• **Data shown**:
----------
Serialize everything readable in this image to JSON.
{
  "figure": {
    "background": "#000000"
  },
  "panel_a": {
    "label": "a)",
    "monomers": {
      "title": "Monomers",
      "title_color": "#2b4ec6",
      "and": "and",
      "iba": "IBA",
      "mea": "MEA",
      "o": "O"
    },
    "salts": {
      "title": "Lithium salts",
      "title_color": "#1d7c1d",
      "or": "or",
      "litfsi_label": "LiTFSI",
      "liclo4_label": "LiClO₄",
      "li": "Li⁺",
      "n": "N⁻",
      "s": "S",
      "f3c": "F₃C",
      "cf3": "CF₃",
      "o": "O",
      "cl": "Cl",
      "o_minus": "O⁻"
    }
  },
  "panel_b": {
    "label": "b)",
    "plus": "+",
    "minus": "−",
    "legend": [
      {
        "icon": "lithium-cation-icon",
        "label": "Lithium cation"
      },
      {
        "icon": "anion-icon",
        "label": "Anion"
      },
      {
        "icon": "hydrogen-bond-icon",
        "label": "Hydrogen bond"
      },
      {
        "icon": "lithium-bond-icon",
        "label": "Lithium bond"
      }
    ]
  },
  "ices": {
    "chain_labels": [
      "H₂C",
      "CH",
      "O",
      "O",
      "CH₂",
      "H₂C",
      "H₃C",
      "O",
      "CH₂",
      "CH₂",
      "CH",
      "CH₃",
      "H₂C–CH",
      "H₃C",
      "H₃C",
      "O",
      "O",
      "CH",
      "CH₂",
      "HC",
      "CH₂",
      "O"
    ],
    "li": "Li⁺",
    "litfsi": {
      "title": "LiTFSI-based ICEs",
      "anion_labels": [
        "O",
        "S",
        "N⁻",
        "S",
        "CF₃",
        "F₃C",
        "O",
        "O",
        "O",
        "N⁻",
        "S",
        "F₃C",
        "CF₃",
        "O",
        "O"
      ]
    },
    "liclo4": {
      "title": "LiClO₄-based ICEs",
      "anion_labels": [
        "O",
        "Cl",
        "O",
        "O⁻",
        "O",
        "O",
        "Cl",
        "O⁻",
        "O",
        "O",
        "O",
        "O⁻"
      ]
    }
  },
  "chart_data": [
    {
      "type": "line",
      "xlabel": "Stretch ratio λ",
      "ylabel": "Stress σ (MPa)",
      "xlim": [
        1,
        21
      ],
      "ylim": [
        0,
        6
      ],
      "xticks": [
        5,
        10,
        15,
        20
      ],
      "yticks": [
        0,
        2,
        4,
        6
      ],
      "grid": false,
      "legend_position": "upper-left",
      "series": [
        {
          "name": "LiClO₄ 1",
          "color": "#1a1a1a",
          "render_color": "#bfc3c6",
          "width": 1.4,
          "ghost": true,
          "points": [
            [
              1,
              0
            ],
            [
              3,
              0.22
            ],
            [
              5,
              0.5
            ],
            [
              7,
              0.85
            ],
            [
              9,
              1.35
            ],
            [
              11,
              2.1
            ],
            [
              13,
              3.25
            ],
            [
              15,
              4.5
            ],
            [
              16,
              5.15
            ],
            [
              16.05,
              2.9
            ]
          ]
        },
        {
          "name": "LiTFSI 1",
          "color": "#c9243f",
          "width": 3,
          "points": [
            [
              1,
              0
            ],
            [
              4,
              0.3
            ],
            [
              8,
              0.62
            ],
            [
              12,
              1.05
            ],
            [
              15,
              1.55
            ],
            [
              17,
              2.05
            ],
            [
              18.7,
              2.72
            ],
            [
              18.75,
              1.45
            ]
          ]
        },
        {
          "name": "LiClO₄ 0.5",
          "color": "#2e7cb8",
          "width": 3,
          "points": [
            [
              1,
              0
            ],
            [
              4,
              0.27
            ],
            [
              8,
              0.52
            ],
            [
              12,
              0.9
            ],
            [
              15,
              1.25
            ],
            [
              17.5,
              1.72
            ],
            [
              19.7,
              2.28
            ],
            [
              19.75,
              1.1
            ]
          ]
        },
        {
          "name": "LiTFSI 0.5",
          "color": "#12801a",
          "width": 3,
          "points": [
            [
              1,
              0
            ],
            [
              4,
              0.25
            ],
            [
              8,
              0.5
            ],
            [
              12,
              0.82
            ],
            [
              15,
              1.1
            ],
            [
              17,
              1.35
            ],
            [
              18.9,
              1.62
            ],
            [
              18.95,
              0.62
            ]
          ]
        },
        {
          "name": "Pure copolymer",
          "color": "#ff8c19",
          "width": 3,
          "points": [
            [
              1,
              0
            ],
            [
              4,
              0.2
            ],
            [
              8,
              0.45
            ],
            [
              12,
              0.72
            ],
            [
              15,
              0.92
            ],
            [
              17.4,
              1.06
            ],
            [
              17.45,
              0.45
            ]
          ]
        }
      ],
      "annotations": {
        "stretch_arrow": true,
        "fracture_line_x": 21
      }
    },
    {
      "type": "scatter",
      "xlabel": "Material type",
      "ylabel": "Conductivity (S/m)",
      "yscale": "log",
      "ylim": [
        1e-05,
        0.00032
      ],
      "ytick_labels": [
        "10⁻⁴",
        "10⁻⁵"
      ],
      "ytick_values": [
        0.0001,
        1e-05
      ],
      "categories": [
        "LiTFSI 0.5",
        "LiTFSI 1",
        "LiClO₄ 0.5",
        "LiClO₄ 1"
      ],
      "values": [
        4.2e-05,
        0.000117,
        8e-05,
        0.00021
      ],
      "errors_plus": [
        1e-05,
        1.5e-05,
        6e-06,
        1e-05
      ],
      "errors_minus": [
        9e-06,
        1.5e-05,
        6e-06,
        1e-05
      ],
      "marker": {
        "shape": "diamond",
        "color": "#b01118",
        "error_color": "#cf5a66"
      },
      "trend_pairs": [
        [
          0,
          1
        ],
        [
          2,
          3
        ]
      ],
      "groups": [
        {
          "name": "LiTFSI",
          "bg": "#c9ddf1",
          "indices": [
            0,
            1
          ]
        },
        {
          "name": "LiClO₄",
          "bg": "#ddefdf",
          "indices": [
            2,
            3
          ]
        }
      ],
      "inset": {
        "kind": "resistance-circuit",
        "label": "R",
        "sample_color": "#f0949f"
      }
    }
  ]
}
----------
• **What to do**: Extract all lines as given.

• **Exercise output**:
Serialize everything readable in this image to JSON.
{
  "figure": {
    "background": "#000000"
  },
  "panel_a": {
    "label": "a)",
    "monomers": {
      "title": "Monomers",
      "title_color": "#2b4ec6",
      "and": "and",
      "iba": "IBA",
      "mea": "MEA",
      "o": "O"
    },
    "salts": {
      "title": "Lithium salts",
      "title_color": "#1d7c1d",
      "or": "or",
      "litfsi_label": "LiTFSI",
      "liclo4_label": "LiClO₄",
      "li": "Li⁺",
      "n": "N⁻",
      "s": "S",
      "f3c": "F₃C",
      "cf3": "CF₃",
      "o": "O",
      "cl": "Cl",
      "o_minus": "O⁻"
    }
  },
  "panel_b": {
    "label": "b)",
    "plus": "+",
    "minus": "−",
    "legend": [
      {
        "icon": "lithium-cation-icon",
        "label": "Lithium cation"
      },
      {
        "icon": "anion-icon",
        "label": "Anion"
      },
      {
        "icon": "hydrogen-bond-icon",
        "label": "Hydrogen bond"
      },
      {
        "icon": "lithium-bond-icon",
        "label": "Lithium bond"
      }
    ]
  },
  "ices": {
    "chain_labels": [
      "H₂C",
      "CH",
      "O",
      "O",
      "CH₂",
      "H₂C",
      "H₃C",
      "O",
      "CH₂",
      "CH₂",
      "CH",
      "CH₃",
      "H₂C–CH",
      "H₃C",
      "H₃C",
      "O",
      "O",
      "CH",
      "CH₂",
      "HC",
      "CH₂",
      "O"
    ],
    "li": "Li⁺",
    "litfsi": {
      "title": "LiTFSI-based ICEs",
      "anion_labels": [
        "O",
        "S",
        "N⁻",
        "S",
        "CF₃",
        "F₃C",
        "O",
        "O",
        "O",
        "N⁻",
        "S",
        "F₃C",
        "CF₃",
        "O",
        "O"
      ]
    },
    "liclo4": {
      "title": "LiClO₄-based ICEs",
      "anion_labels": [
        "O",
        "Cl",
        "O",
        "O⁻",
        "O",
        "O",
        "Cl",
        "O⁻",
        "O",
        "O",
        "O",
        "O⁻"
      ]
    }
  },
  "chart_data": [
    {
      "type": "line",
      "xlabel": "Stretch ratio λ",
      "ylabel": "Stress σ (MPa)",
      "xlim": [
        1,
        21
      ],
      "ylim": [
        0,
        6
      ],
      "xticks": [
        5,
        10,
        15,
        20
      ],
      "yticks": [
        0,
        2,
        4,
        6
      ],
      "grid": false,
      "legend_position": "upper-left",
      "series": [
        {
          "name": "LiClO₄ 1",
          "color": "#1a1a1a",
          "render_color": "#bfc3c6",
          "width": 1.4,
          "ghost": true,
          "points": [
            [
              1,
              0
            ],
            [
              3,
              0.22
            ],
            [
              5,
              0.5
            ],
            [
              7,
              0.85
            ],
            [
              9,
              1.35
            ],
            [
              11,
              2.1
            ],
            [
              13,
              3.25
            ],
            [
              15,
              4.5
            ],
            [
              16,
              5.15
            ],
            [
              16.05,
              2.9
            ]
          ]
        },
        {
          "name": "LiTFSI 1",
          "color": "#c9243f",
          "width": 3,
          "points": [
            [
              1,
              0
            ],
            [
              4,
              0.3
            ],
            [
              8,
              0.62
            ],
            [
              12,
              1.05
            ],
            [
              15,
              1.55
            ],
            [
              17,
              2.05
            ],
            [
              18.7,
              2.72
            ],
            [
              18.75,
              1.45
            ]
          ]
        },
        {
          "name": "LiClO₄ 0.5",
          "color": "#2e7cb8",
          "width": 3,
          "points": [
            [
              1,
              0
            ],
            [
              4,
              0.27
            ],
            [
              8,
              0.52
            ],
            [
              12,
              0.9
            ],
            [
              15,
              1.25
            ],
            [
              17.5,
              1.72
            ],
            [
              19.7,
              2.28
            ],
            [
              19.75,
              1.1
            ]
          ]
        },
        {
          "name": "LiTFSI 0.5",
          "color": "#12801a",
          "width": 3,
          "points": [
            [
              1,
              0
            ],
            [
              4,
              0.25
            ],
            [
              8,
              0.5
            ],
            [
              12,
              0.82
            ],
            [
              15,
              1.1
            ],
            [
              17,
              1.35
            ],
            [
              18.9,
              1.62
            ],
            [
              18.95,
              0.62
            ]
          ]
        },
        {
          "name": "Pure copolymer",
          "color": "#ff8c19",
          "width": 3,
          "points": [
            [
              1,
              0
            ],
            [
              4,
              0.2
            ],
            [
              8,
              0.45
            ],
            [
              12,
              0.72
            ],
            [
              15,
              0.92
            ],
            [
              17.4,
              1.06
            ],
            [
              17.45,
              0.45
            ]
          ]
        }
      ],
      "annotations": {
        "stretch_arrow": true,
        "fracture_line_x": 21
      }
    },
    {
      "type": "scatter",
      "xlabel": "Material type",
      "ylabel": "Conductivity (S/m)",
      "yscale": "log",
      "ylim": [
        1e-05,
        0.00032
      ],
      "ytick_labels": [
        "10⁻⁴",
        "10⁻⁵"
      ],
      "ytick_values": [
        0.0001,
        1e-05
      ],
      "categories": [
        "LiTFSI 0.5",
        "LiTFSI 1",
        "LiClO₄ 0.5",
        "LiClO₄ 1"
      ],
      "values": [
        4.2e-05,
        0.000117,
        8e-05,
        0.00021
      ],
      "errors_plus": [
        1e-05,
        1.5e-05,
        6e-06,
        1e-05
      ],
      "errors_minus": [
        9e-06,
        1.5e-05,
        6e-06,
        1e-05
      ],
      "marker": {
        "shape": "diamond",
        "color": "#b01118",
        "error_color": "#cf5a66"
      },
      "trend_pairs": [
        [
          0,
          1
        ],
        [
          2,
          3
        ]
      ],
      "groups": [
        {
          "name": "LiTFSI",
          "bg": "#c9ddf1",
          "indices": [
            0,
            1
          ]
        },
        {
          "name": "LiClO₄",
          "bg": "#ddefdf",
          "indices": [
            2,
            3
          ]
        }
      ],
      "inset": {
        "kind": "resistance-circuit",
        "label": "R",
        "sample_color": "#f0949f"
      }
    }
  ]
}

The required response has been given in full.